Arbeitsanweisungen:
A: Schreiben Sie aus dem Textauszug zur belgischen Regierungskrise den Abschnitt von "Sehr ernsthaft und" bis "einer Spaltung Belgiens." wortgetreu ab.
B: Wie heißt laut dem Textauszug zur belgischen Regierungskrise die Partei des Wahlsiegers Bart de Wever?

======== Textauszug

Die Wahl war schon im Sommer, doch noch immer hat Belgien keine neue Regierung. Grund ist ein Streit zwischen Flamen und Wallonen sowie nationalistischen Bestrebungen des Wahlsiegers Bart de Wever.

Von Doris Simon | 27.12.2010
    Es war ein Weihnachtsgeschäft, wie es sich der belgische Handel erträumt hatte: Bereits im Anlauf zum Nikolaustag, an dem man traditionell die Kinder beschert, klingelten überall im Land die Kassen. Dass die führenden Politiker des Landes sechseinhalb Monate nach den Wahlen immer noch weit davon entfernt sind, sich auf eine neue Regierung und ein Arbeitsprogramm zu einigen, und der geschäftsführenden Regierung bei vielem die Hände gebunden sind, die meisten Belgier nehmen es inzwischen gelassen. Schließlich hat sich seit drei Jahren kaum etwas bewegt im Land. Der Streit zwischen französisch- und flämischsprachigen Politikern darüber, wie viel Belgien es noch geben soll, lähmen die föderale Politik. Dafür sind die Fliehkräfte im Land stärker geworden: Im reichen flämischen Norden und in der ärmeren französischsprachigen Wallonie wächst das Gefühl, dass man sich nach langem Nebeneinander zusehends auseinanderlebt.

    Sehr ernsthaft und ausführlich befragte etwa das flämische Fernsehen Ende November zur besten Sendezeit elf Professoren über die praktischen Folgen einer Spaltung Belgiens.

    Aus gegebenem Anlass, schließlich ist die Unabhängigkeit Flanderns das Langzeitziel von Wahlsieger Bart de Wever und seiner Partei, der neuen flämischen Allianz nva. Und ob der flämische Separatist wirklich einen Kompromiss mit den Frankofonen und eine funktionierende neue Regierung will, wird nicht nur um französischsprachigen Belgien heftig diskutiert. Führende französischsprachige Sozialisten wie Sozialministerin Onckelinckx dachten zwischenzeitlich ihrerseits laut über ein Leben ohne Belgien nach:

    "Wenn die Flamen Belgien wirklich nicht mehr wollen, dann müssen Wallonen und Brüsseler ihr Schicksal selber in die Hand nehmen."

    Nun vermittelt ein angesehener flämischer Sozialist im Auftrag von König Albert zwischen den Parteien im Norden und Süden Belgiens: Konkrete Verhandlungen über eine Regierung und deren Programm können nach dem Willen von Wahlsieger de Wever erst beginnen, wenn auf beiden Seiten der Sprachgrenze Einigkeit darüber herrscht, wie viel Macht der belgische Staat an die Regionen Flandern, Wallonie und Brüssel abtreten soll und wie dies finanziell begleitet wird. Die Sondierungen, die der Vermittler darüber mit den interessierten flämischen und französischsprachigen Parteien führt, sind zeitraubend und schwierig. Mitten hinein platzte da ein Interview des "Spiegel" mit Bart de Wever, in dem der flämische Wahlsieger die französischsprachigen Belgier als Junkies an der Nadel Flanderns und Belgien als den kranken Mann Europas bezeichnete. Das regte sogar die meisten Flamen auf, den geschäftsführenden Premierminister Yves Leterme eingeschlossen:
    "Es ist völlig falsch, Belgien als den kranken Mann Europas zu bezeichnen. Das lädt gerade zu ein zu irrationalen Reaktionen der Märkte! Ich finde, hier ist Zurückhaltung geboten, es geht schließlich um das Wohlergehen des Landes und der Bürger."

================
======== Bereitgestellte Daten

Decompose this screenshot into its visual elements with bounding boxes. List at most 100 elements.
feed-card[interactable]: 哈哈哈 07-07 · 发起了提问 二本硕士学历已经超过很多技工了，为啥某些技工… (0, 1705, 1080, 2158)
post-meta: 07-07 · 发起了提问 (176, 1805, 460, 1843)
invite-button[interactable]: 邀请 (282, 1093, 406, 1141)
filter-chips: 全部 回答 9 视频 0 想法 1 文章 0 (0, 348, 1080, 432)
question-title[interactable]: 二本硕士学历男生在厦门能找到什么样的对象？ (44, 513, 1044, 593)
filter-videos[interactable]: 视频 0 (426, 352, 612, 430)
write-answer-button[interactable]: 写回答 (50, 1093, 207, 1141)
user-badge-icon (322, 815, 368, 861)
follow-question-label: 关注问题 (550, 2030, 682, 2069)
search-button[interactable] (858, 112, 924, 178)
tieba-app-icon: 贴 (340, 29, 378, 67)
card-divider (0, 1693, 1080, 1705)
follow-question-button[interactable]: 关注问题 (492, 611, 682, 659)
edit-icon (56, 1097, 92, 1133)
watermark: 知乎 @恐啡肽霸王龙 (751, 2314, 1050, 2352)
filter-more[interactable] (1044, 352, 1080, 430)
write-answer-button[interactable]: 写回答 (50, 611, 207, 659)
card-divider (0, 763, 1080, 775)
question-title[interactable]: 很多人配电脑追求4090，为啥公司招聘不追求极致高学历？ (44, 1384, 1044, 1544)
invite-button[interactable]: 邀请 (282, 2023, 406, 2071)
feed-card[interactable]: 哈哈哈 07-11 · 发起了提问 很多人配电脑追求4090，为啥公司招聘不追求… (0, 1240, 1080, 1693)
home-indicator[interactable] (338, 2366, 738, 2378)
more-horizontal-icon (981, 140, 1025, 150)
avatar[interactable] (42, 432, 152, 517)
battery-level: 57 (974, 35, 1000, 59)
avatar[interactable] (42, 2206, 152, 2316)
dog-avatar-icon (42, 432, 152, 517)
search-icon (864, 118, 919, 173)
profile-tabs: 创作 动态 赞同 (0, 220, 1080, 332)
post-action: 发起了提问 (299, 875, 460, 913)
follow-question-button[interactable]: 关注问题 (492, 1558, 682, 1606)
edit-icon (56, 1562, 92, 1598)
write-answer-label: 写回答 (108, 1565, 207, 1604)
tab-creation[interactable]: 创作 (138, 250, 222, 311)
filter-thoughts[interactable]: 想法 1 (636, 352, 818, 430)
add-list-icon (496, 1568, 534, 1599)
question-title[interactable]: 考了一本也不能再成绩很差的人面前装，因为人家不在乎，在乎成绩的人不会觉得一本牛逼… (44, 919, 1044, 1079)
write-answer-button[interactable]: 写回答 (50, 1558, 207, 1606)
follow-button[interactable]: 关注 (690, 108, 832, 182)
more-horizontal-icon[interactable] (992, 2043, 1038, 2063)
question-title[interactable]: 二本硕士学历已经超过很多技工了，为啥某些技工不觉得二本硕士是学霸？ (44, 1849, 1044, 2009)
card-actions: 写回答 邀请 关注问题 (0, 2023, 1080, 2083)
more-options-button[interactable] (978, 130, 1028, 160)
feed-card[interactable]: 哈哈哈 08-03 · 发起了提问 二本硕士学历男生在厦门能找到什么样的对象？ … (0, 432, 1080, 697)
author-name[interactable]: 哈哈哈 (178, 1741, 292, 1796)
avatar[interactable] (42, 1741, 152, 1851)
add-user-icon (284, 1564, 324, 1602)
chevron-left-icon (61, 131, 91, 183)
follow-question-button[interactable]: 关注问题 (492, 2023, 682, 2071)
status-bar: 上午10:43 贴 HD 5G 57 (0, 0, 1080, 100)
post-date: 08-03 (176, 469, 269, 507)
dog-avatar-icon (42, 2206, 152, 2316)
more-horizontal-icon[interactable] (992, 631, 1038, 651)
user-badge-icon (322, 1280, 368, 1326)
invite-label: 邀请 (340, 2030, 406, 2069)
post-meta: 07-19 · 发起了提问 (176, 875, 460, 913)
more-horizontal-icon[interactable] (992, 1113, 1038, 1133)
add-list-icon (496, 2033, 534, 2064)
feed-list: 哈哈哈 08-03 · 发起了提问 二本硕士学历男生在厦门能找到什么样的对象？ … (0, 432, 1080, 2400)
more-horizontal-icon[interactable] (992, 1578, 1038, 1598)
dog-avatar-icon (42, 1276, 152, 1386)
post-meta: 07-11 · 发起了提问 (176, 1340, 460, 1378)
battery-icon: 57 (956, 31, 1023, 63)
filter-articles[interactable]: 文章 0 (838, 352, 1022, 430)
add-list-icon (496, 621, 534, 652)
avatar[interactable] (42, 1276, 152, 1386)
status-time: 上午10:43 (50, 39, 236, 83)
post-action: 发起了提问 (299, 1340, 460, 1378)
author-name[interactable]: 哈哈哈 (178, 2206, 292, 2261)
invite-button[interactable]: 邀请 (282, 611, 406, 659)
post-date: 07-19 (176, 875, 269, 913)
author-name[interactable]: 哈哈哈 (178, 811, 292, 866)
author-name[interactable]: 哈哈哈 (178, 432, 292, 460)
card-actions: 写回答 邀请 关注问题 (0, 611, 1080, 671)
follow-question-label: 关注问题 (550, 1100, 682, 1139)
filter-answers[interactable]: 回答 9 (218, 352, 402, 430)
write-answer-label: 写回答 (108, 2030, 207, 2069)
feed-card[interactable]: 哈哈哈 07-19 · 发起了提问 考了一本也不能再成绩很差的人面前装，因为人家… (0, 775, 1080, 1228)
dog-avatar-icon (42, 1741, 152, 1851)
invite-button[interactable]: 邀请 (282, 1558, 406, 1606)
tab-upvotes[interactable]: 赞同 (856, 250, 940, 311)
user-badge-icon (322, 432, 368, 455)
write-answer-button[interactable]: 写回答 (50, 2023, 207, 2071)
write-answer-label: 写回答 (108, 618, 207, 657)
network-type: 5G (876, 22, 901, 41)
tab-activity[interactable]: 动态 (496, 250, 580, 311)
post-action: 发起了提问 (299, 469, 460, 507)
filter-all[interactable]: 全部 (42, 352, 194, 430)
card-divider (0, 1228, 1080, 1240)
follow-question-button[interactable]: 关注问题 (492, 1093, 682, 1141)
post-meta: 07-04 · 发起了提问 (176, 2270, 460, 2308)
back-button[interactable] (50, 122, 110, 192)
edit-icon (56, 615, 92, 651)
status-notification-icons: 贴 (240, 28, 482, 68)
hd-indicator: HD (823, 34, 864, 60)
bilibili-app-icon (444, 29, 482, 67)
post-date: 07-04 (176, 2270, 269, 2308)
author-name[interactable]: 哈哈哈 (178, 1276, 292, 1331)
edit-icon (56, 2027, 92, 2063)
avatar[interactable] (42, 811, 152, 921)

================

Vollständige Lösungen:
A:
Sehr ernsthaft und ausführlich befragte etwa das flämische Fernsehen Ende November zur besten Sendezeit elf Professoren über die praktischen Folgen einer Spaltung Belgiens.

B: Die neue flämische Allianz (nva).